→ **Source extract**:
2005-09-10 Thread Peter Otten
Am Samstag, 10. September 2005 04:27 schrieb [EMAIL PROTECTED]:

> Update of /cvsroot/python/python/dist/src/Lib
> In directory sc8-pr-cvs1.sourceforge.net:/tmp/cvs-serv3622
>
> Modified Files:
>   urllib.py
> Log Message:
> Simplify and speed-up quote_plus().
>
> Index: urllib.py
> ===
> RCS file: /cvsroot/python/python/dist/src/Lib/urllib.py,v
> retrieving revision 1.169
> retrieving revision 1.170
> diff -u -d -r1.169 -r1.170
> --- urllib.py 9 Sep 2005 22:27:13 -   1.169
> +++ urllib.py 10 Sep 2005 02:27:41 -  1.170
> @@ -1115,12 +1115,9 @@
>  def quote_plus(s, safe = ''):
>  """Quote the query fragment of a URL; replacing ' ' with '+'"""
>  if ' ' in s:
> -l = s.split(' ')

→ **Recorded information**:
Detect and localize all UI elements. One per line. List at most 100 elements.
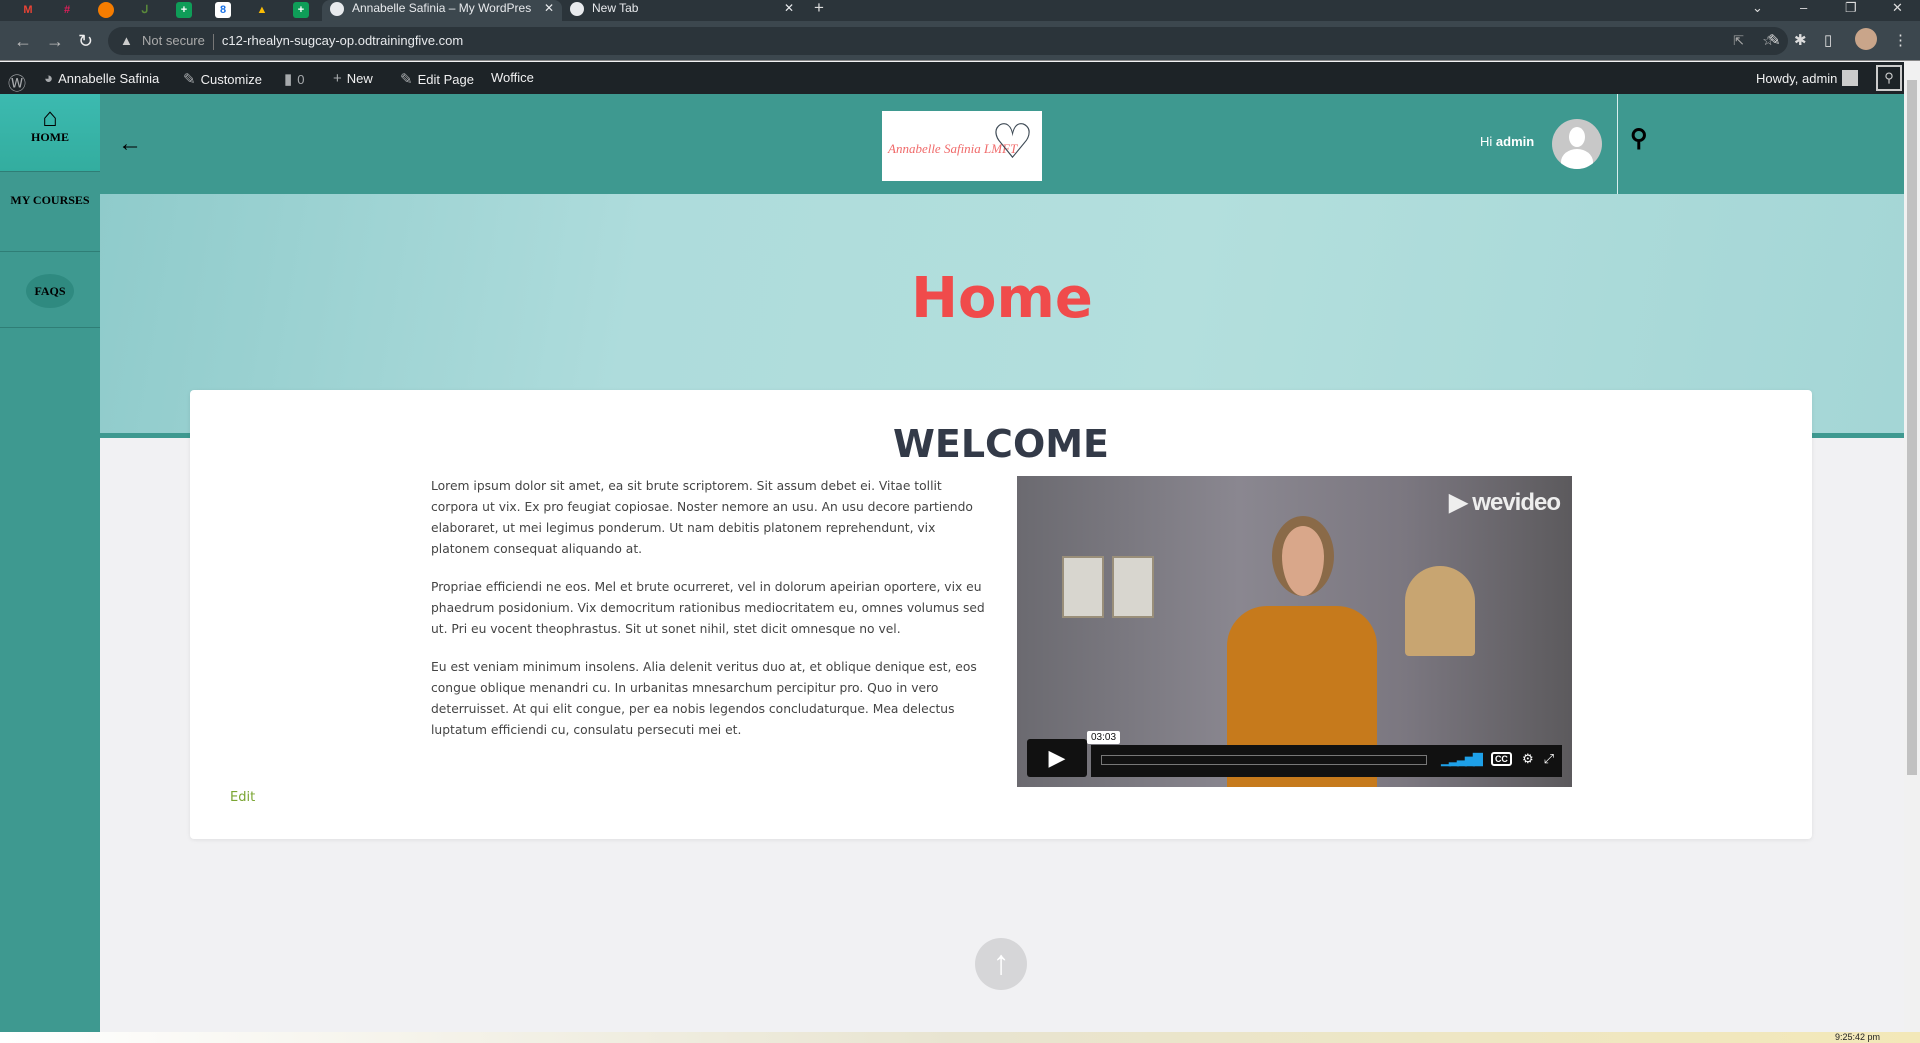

→ **Task**:
Write out the commit notice from "2005-09-10 Thread Peter" to "and speed-up quote_plus().". The lines above have nothing to do with the commit notice.

→ **Reply to the task**:
2005-09-10 Thread Peter Otten
Am Samstag, 10. September 2005 04:27 schrieb [EMAIL PROTECTED]:

> Update of /cvsroot/python/python/dist/src/Lib
> In directory sc8-pr-cvs1.sourceforge.net:/tmp/cvs-serv3622
>
> Modified Files:
>   urllib.py
> Log Message:
> Simplify and speed-up quote_plus().